**Information provided:**

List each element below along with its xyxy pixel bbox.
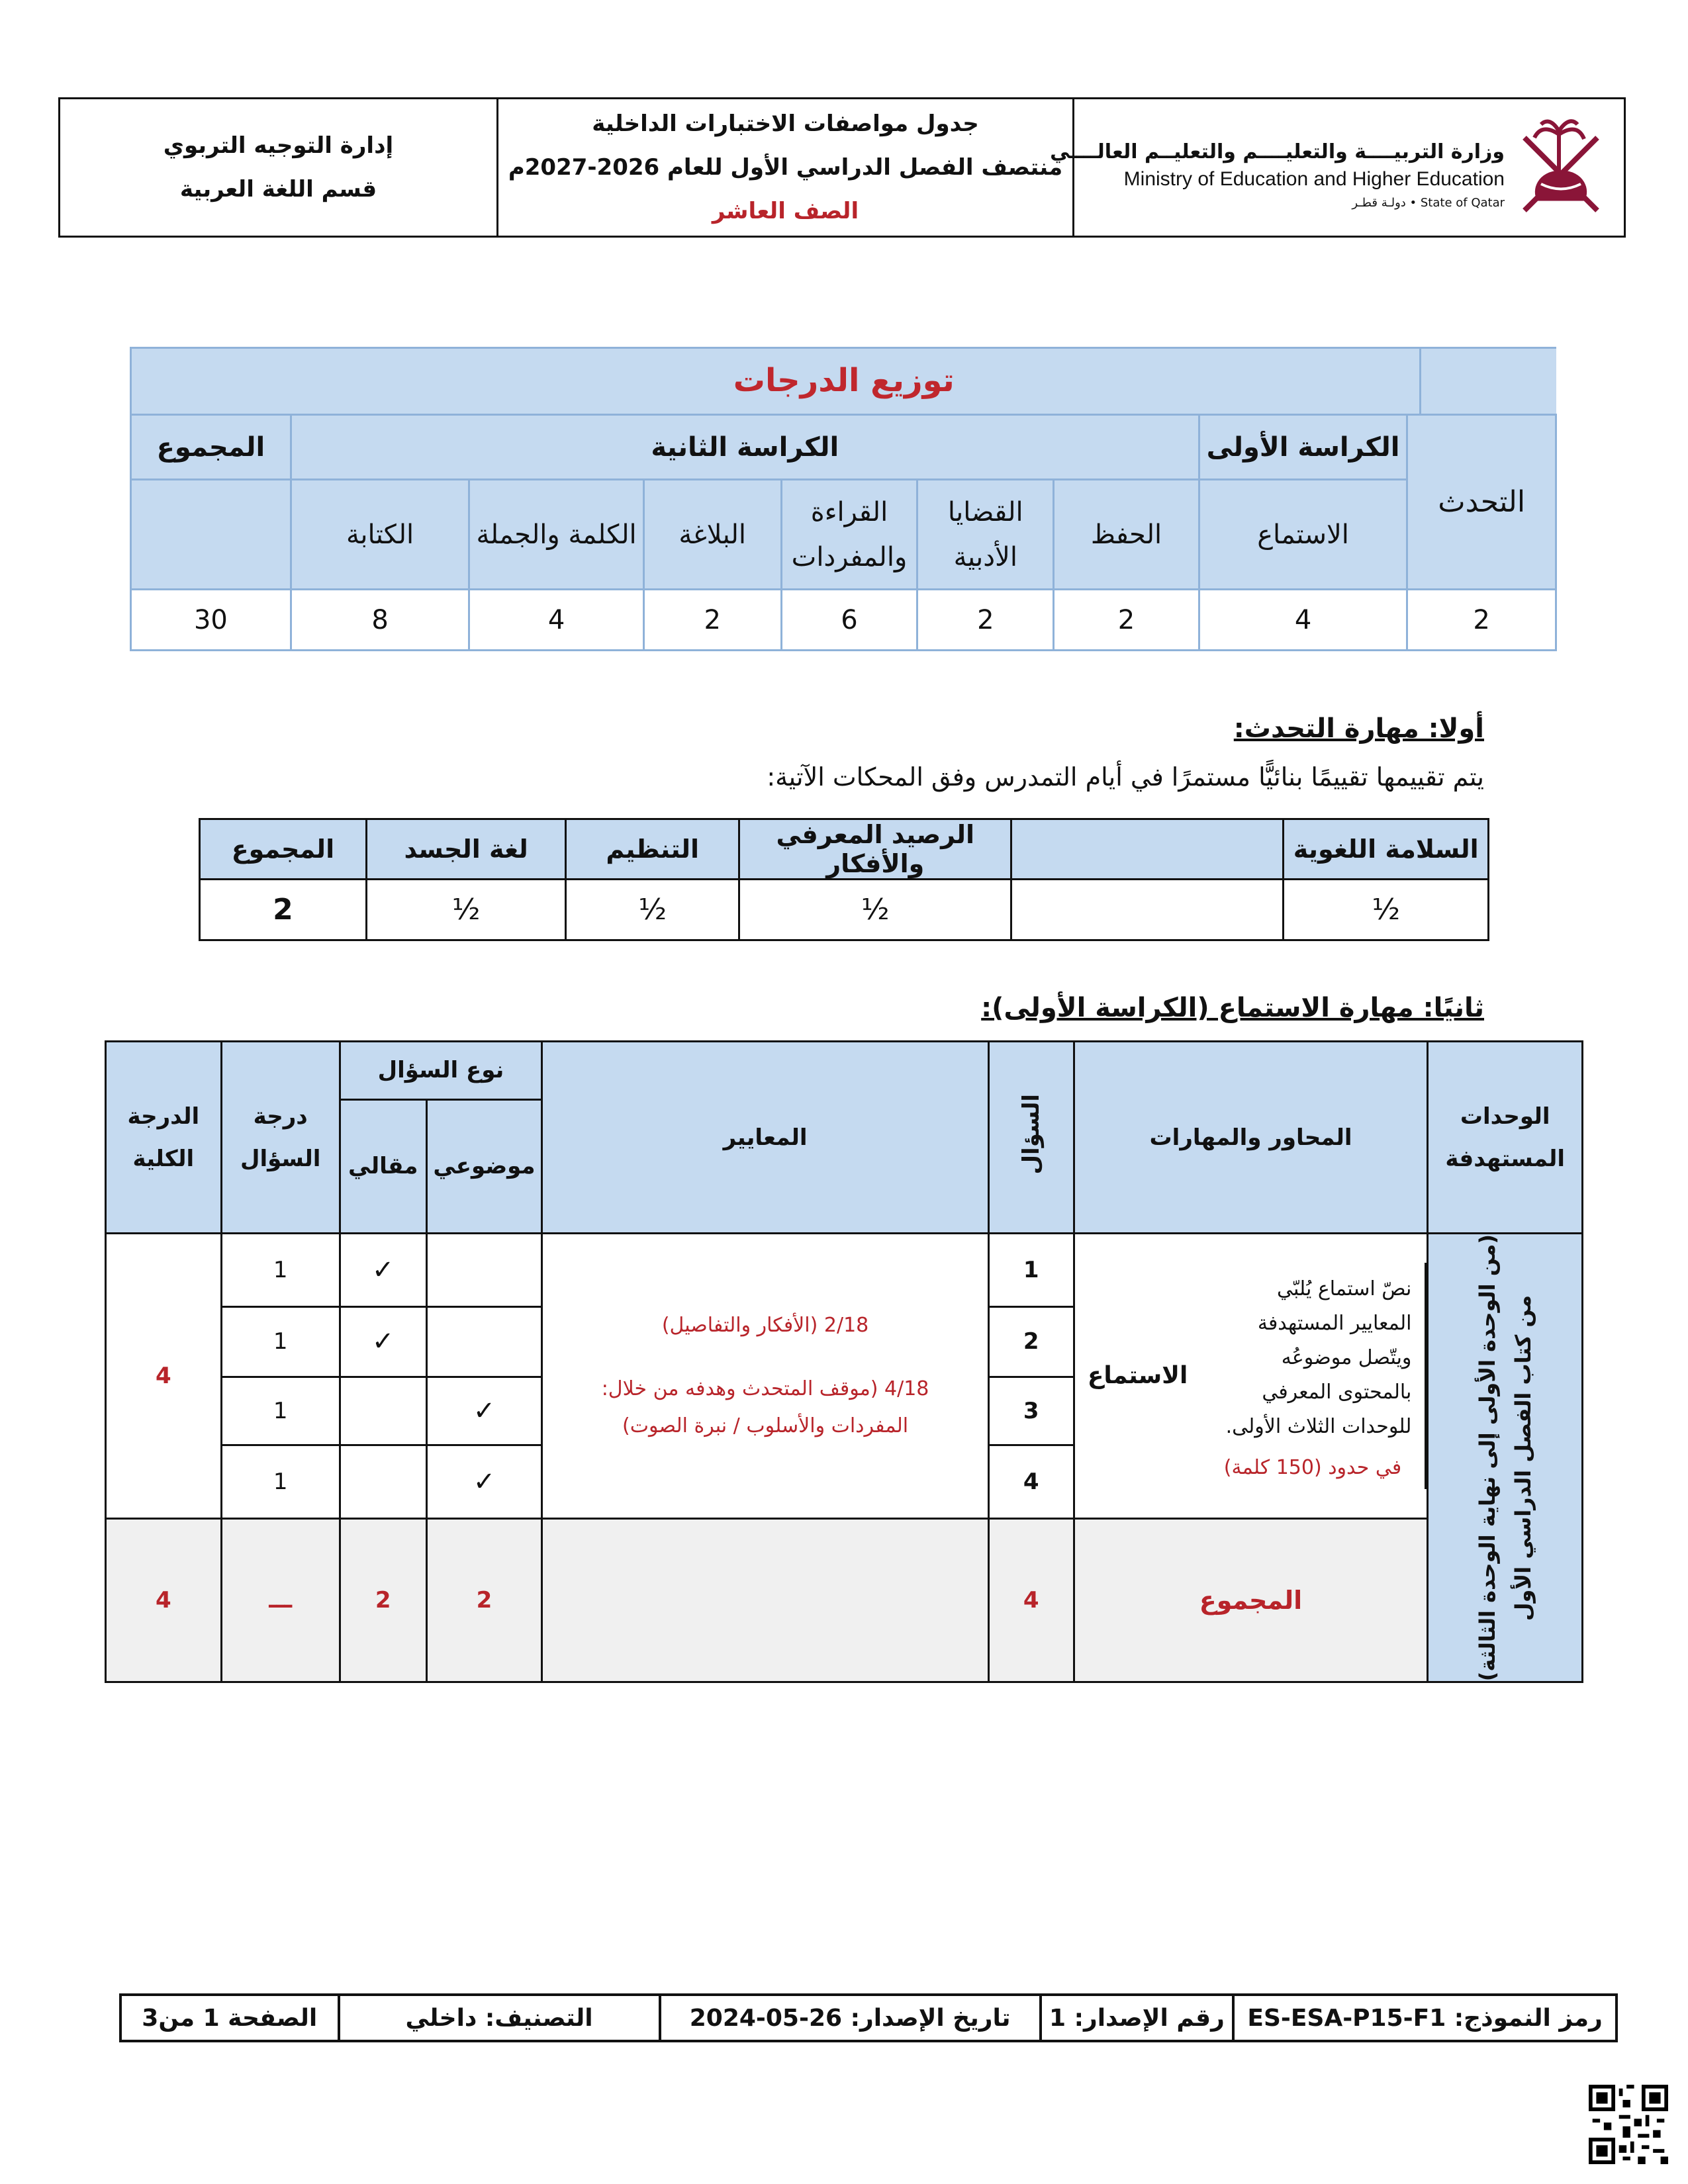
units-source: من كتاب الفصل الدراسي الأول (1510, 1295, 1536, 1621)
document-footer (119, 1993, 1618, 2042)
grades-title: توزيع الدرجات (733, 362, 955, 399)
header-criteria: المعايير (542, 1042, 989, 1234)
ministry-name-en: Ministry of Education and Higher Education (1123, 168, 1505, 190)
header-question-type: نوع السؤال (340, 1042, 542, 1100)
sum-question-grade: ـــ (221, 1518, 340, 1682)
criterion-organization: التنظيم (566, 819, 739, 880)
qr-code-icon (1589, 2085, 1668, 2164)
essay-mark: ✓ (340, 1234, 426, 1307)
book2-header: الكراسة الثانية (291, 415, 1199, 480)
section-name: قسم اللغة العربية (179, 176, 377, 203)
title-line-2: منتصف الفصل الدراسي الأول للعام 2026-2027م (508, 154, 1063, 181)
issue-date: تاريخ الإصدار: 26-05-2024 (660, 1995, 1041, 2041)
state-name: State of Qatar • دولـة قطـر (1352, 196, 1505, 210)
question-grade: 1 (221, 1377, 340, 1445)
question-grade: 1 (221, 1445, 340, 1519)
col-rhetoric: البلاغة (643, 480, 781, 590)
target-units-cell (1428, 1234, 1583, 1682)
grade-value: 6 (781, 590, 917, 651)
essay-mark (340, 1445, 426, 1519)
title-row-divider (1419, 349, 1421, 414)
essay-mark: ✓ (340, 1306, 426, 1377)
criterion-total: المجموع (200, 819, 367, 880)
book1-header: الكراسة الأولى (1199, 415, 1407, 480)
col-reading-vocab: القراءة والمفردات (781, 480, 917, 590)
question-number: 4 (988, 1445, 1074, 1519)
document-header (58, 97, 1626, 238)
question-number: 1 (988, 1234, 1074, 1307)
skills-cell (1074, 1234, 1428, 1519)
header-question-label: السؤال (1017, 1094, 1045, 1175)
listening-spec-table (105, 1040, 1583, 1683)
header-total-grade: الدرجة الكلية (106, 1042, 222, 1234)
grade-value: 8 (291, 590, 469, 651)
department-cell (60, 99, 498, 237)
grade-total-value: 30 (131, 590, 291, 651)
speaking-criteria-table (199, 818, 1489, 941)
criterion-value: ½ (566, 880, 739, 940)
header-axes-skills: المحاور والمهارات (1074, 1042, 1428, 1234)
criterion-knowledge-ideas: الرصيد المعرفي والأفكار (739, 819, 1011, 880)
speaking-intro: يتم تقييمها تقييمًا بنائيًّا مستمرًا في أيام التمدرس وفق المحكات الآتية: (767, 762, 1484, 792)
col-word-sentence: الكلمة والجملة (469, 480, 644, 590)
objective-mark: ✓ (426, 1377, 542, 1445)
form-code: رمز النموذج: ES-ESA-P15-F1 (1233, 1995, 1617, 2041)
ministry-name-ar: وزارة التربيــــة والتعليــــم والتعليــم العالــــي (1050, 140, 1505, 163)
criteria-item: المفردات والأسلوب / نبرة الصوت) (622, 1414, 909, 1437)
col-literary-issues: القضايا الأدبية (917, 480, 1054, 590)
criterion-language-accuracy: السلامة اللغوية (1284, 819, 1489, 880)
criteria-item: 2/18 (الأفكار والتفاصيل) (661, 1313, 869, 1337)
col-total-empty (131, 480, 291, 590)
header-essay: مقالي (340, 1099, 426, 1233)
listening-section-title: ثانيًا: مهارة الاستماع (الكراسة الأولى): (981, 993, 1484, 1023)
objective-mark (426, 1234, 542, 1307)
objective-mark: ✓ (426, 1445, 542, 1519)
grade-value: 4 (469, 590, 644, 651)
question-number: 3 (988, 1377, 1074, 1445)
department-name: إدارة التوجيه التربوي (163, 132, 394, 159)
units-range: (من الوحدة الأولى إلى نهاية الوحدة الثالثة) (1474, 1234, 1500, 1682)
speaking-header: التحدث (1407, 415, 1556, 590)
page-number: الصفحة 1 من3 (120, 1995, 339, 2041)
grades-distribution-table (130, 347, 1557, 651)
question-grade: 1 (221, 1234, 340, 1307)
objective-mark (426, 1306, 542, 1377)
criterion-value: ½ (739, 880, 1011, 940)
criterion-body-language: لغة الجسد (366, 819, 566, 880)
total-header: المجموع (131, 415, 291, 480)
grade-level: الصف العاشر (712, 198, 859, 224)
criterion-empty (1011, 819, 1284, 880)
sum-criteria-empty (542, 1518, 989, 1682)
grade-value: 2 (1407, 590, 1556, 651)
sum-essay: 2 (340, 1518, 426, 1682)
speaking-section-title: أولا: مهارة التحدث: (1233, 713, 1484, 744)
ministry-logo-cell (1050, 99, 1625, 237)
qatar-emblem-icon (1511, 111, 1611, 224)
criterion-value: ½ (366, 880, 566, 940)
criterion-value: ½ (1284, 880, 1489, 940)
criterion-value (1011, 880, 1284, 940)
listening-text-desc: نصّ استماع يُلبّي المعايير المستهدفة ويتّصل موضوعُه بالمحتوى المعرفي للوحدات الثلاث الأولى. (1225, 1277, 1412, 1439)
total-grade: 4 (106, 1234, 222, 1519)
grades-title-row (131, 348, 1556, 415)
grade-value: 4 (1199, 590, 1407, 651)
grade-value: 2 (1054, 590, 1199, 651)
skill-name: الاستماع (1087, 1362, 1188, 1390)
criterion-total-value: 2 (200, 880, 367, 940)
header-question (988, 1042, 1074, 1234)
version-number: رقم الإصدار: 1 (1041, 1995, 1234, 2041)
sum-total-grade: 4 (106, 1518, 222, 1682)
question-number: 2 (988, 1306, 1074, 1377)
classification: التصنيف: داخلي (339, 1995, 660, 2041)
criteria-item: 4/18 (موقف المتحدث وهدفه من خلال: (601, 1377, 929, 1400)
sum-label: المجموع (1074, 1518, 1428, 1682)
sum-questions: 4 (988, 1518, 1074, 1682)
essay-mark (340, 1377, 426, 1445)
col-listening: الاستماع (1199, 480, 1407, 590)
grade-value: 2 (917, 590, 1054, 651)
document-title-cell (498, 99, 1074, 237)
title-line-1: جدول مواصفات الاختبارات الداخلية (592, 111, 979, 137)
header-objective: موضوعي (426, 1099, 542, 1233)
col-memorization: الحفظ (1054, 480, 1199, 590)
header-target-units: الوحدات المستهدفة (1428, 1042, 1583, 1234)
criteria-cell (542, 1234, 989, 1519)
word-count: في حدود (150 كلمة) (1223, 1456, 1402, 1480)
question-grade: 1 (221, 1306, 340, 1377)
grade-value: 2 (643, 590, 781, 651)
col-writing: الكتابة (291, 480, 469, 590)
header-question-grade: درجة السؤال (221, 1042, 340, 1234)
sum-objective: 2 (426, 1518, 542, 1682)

**Work to complete:** Count the lines in the data above that contain the string "listening", treating uppercase and lowercase as different. Reply with the number only.

**Exercise response:** 4